━━━ Supplied records

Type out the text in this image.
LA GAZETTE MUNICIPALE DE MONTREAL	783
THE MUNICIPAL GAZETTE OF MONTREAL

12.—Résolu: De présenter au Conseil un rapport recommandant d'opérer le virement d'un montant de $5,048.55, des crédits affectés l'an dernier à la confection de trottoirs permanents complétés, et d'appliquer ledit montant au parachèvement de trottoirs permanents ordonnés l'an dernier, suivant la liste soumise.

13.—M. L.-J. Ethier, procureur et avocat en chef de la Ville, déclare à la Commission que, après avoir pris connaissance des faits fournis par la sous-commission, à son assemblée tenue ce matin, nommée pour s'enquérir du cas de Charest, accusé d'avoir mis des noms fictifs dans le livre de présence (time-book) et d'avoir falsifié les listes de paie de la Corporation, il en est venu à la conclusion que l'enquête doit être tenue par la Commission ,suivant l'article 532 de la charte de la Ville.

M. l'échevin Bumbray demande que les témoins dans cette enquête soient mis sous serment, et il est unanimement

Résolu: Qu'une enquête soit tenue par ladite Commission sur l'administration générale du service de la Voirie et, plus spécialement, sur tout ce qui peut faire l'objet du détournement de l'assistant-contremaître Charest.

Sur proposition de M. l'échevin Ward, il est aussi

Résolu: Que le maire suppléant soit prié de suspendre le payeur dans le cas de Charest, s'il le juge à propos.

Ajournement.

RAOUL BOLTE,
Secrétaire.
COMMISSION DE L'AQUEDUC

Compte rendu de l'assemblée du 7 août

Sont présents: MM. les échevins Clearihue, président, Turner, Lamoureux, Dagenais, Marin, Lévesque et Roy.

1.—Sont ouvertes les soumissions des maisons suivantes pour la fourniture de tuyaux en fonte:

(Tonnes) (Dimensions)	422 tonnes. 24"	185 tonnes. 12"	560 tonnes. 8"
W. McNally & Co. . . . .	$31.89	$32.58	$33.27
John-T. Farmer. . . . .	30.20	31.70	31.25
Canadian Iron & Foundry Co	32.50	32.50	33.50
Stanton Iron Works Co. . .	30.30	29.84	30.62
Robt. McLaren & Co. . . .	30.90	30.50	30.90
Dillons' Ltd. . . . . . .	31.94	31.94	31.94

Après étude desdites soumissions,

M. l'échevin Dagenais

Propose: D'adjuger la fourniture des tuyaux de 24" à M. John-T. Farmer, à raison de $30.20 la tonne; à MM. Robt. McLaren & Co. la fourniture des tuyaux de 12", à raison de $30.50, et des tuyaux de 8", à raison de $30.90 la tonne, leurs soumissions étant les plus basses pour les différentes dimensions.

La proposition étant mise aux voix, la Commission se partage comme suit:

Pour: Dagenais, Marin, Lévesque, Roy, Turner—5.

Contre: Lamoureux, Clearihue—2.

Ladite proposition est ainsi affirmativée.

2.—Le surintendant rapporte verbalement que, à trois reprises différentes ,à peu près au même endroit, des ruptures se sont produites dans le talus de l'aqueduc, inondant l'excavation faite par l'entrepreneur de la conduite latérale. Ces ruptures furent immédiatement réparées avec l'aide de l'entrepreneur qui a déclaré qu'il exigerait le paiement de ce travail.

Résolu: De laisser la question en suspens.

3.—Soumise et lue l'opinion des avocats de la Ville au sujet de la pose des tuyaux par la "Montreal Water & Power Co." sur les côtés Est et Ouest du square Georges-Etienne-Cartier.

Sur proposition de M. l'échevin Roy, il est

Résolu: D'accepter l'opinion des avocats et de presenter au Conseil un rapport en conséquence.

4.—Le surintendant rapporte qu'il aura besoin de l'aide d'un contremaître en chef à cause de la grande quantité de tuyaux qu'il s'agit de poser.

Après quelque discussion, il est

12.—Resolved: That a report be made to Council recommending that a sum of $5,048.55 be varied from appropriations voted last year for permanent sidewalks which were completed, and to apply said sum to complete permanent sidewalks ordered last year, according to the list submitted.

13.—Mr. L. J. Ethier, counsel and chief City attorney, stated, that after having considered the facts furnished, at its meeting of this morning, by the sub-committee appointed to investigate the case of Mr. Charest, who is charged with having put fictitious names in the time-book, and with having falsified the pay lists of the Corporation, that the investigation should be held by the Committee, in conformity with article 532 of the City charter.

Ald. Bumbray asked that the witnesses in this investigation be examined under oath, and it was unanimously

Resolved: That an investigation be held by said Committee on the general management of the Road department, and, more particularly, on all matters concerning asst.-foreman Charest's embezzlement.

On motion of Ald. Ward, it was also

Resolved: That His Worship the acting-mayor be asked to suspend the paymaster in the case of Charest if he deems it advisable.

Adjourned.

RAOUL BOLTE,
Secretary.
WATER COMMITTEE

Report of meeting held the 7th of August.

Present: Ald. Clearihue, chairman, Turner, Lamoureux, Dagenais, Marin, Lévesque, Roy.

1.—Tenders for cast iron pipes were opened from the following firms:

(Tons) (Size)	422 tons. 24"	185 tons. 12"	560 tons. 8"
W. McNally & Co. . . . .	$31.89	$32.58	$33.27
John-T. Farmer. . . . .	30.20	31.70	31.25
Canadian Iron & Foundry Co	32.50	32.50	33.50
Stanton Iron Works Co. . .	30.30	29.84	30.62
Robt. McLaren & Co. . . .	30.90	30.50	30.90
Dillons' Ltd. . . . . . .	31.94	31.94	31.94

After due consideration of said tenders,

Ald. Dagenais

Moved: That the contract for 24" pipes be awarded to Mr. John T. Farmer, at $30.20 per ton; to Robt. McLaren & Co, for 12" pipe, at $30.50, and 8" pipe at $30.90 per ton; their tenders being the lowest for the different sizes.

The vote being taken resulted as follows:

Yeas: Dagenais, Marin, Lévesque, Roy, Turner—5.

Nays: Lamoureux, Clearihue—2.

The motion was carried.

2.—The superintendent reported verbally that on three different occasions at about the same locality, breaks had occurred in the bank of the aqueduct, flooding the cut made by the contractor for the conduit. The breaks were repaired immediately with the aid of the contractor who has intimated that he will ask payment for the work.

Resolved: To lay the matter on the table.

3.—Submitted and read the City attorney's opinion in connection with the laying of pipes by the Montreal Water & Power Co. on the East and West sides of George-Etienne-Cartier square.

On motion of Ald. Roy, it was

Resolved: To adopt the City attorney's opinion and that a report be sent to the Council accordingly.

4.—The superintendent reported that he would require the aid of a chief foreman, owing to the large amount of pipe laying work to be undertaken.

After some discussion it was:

━━━━━━

Objective >> Using the records above, copy each line that contains "square".

Response to the exercise >>
3.—Soumise et lue l'opinion des avocats de la Ville au sujet de la pose des tuyaux par la "Montreal Water & Power Co." sur les côtés Est et Ouest du square Georges-Etienne-Cartier.
3.—Submitted and read the City attorney's opinion in connection with the laying of pipes by the Montreal Water & Power Co. on the East and West sides of George-Etienne-Cartier square.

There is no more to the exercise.